Extract to read:
· · ·

I'm driving myself   with reading up about whether progesterone pessaries will definitley delay AF or not.  

During my previous 2 ICSI cycles I've never reached OTD, AF always arrived around 10dp2dt.  I was on 200mg pessaries twice a day for those cycles.

On this (my first FET) I have managed to reach 12dp3dt with no sign of AF.  I am on 400mg pessaries twice a day this time so just trying to gauge whether it's more likely the pessaries holding back AF or if there is the slightest chance that the FET might have worked!  

Thanks

PC x


----------



## ckhayes (Nov 7, 2006)

Hello you.... 

I didnt bleed with my bfn and nurses said it was the drugs and i eventually started bleeding 3 days after i stopped them, but I did bleed on my fresh cycle so i think it must depend on you.

Good luck x


----------



## curlyclair (Feb 5, 2010)

· · ·

[Page layout parsing data]

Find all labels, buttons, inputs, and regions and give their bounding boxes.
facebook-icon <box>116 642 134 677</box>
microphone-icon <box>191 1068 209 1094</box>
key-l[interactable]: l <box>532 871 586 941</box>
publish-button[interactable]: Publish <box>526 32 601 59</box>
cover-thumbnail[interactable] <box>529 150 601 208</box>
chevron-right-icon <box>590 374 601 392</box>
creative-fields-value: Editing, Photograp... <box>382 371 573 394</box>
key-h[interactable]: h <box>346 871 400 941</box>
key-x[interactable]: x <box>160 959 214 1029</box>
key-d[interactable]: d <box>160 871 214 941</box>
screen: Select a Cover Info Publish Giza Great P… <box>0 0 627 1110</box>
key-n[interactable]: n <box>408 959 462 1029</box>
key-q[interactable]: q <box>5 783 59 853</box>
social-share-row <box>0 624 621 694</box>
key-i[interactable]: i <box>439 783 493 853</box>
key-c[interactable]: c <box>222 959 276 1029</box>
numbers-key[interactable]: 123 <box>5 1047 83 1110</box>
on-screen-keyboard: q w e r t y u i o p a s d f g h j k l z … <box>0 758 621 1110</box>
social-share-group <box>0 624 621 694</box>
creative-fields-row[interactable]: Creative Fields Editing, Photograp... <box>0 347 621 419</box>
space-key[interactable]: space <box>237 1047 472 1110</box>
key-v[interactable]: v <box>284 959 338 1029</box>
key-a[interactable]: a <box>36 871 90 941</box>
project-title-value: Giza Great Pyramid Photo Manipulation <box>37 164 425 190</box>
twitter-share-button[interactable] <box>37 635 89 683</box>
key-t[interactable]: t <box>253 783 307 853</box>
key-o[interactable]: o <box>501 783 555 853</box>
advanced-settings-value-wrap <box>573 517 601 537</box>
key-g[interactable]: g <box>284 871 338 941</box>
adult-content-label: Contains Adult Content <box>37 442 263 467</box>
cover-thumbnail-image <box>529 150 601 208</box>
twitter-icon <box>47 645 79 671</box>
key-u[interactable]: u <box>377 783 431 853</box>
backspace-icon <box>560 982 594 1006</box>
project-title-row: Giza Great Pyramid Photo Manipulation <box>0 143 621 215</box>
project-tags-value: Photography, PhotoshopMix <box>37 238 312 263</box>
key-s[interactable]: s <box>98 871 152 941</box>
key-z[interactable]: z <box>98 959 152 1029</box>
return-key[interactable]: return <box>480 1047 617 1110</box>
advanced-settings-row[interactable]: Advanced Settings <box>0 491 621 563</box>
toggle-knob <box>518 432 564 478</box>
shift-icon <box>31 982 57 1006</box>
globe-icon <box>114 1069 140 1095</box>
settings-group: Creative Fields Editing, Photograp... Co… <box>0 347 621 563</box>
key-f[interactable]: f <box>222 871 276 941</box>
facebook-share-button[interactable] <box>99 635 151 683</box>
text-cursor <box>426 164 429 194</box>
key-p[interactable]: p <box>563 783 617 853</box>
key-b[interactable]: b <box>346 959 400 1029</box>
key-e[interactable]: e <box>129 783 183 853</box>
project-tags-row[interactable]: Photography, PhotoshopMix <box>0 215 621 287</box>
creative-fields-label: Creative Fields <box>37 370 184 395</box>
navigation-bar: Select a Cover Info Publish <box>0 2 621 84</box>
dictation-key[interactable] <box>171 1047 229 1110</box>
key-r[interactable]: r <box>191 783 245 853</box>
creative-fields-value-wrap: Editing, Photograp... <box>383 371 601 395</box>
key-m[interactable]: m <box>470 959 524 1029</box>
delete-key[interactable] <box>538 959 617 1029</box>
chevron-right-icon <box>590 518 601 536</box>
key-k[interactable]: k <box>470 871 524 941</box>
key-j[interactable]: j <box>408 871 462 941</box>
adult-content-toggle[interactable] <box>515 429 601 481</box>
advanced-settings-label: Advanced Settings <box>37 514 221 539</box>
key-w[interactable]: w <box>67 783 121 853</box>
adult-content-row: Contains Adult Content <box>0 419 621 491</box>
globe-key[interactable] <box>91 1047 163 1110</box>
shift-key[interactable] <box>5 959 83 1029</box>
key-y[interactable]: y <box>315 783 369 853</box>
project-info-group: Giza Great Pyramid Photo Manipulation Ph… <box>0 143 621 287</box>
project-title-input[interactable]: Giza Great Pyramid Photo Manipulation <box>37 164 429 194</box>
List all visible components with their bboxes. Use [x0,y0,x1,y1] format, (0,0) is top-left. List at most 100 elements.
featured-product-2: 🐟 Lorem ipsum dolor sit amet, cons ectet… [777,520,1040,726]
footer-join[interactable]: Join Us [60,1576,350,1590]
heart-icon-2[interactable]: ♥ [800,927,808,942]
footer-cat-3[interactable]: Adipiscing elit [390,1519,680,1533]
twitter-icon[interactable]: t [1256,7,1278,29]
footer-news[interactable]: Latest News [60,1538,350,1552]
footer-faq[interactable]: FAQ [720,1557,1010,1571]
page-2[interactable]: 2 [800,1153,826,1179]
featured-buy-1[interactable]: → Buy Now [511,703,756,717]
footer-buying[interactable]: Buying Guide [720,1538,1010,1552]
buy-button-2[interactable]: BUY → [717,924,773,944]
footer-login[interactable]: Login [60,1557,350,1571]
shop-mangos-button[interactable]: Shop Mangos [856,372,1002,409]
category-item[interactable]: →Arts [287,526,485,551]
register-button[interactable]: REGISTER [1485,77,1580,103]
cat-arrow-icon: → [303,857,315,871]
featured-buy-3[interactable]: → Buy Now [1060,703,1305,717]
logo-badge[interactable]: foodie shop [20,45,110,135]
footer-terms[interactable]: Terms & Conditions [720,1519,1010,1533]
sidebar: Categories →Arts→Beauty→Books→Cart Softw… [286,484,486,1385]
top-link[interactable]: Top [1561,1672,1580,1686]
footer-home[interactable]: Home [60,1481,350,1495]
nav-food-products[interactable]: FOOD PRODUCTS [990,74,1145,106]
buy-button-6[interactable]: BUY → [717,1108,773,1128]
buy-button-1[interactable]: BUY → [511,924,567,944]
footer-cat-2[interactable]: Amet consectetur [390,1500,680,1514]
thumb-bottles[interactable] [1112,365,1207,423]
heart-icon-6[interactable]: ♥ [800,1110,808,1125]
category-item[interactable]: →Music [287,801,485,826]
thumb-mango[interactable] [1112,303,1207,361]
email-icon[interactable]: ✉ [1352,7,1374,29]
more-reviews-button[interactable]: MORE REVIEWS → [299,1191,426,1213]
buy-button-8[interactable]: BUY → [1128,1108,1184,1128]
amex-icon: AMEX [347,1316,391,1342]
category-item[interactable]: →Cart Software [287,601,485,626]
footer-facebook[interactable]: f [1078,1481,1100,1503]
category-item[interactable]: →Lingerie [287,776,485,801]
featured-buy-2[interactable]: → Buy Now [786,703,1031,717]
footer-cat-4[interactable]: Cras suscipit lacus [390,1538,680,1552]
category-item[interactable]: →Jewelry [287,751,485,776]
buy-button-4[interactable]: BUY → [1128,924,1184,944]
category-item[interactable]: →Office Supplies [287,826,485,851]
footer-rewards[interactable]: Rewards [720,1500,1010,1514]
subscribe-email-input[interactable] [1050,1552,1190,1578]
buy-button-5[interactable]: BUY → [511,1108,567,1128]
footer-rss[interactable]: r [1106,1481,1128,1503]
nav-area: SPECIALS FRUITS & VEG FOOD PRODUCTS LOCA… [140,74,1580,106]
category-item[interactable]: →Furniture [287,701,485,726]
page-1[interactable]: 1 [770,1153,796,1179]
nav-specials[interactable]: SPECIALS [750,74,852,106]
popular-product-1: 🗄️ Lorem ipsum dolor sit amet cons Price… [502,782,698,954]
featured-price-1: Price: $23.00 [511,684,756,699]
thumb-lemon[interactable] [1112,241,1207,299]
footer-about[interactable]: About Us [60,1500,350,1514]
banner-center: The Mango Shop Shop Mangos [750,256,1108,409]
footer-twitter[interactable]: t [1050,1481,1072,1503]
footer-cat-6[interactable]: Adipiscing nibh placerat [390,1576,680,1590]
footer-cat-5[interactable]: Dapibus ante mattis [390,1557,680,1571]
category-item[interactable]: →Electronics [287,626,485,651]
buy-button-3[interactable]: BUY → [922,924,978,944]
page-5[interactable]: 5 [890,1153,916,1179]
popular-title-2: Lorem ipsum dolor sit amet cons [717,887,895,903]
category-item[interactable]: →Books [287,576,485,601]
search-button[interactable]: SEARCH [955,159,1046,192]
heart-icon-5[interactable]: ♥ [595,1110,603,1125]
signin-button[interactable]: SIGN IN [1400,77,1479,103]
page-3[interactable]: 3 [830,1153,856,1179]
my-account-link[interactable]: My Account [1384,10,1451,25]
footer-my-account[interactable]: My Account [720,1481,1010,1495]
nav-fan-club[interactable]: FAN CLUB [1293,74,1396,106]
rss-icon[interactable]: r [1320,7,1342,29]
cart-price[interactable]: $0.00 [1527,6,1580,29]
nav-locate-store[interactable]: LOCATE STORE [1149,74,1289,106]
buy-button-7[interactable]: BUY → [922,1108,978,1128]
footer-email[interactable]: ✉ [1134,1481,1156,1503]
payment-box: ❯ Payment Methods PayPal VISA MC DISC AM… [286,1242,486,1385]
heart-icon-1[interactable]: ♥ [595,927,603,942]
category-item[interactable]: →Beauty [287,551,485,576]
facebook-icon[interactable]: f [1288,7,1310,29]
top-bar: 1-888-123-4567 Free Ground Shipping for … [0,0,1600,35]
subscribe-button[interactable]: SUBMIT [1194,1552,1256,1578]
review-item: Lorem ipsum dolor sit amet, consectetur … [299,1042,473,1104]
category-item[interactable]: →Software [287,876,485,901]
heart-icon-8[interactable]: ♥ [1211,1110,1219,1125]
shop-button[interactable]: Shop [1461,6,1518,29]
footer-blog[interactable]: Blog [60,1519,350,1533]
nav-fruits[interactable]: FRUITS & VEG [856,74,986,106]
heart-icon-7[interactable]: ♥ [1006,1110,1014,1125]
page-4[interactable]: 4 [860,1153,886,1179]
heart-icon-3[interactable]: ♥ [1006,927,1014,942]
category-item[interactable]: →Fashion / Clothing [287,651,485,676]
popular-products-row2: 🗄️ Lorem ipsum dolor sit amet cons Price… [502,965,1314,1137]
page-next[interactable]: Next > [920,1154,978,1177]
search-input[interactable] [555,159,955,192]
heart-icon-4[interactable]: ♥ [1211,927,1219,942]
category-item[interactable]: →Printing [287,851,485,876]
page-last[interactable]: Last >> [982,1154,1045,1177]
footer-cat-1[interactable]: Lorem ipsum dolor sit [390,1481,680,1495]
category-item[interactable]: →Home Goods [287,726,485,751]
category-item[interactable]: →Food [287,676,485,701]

· · ·

What you will do:
1 - Duplicate everything in the forum thread about progesterone pessaries from "Hello you...." down to "depend on you.".
2 - Go on with the forum thread about progesterone pessaries from the point where it stops.
These lines are separate material and have no connection to the forum thread about progesterone pessaries.

Response list:
1 -
Hello you.... 

I didnt bleed with my bfn and nurses said it was the drugs and i eventually started bleeding 3 days after i stopped them, but I did bleed on my fresh cycle so i think it must depend on you.

2 -
Starting another thread I see... tut tut, trying to get away from us lol

I think that the drugs can hold off your AF, but nothing will stop the old lady from coming if that is what the body wants, I have bleed twice now on the drugs before OTD on the same dose, there is hope honey.

I stopped the drugs yesterday, but AF was in full swing by then xxx


----------



## curlyclair (Feb 5, 2010)

Also the drugs are to support the embryo in the early stages, once implanted the embryo produces it's own goodies lol, natural BFP's don't have any drugs, these are to ensure that you don't miscarry early hun extra protection, keep postive xx


----------



## sabah m (Jul 11, 2008)

Hey purple

Keep the positive vibes going!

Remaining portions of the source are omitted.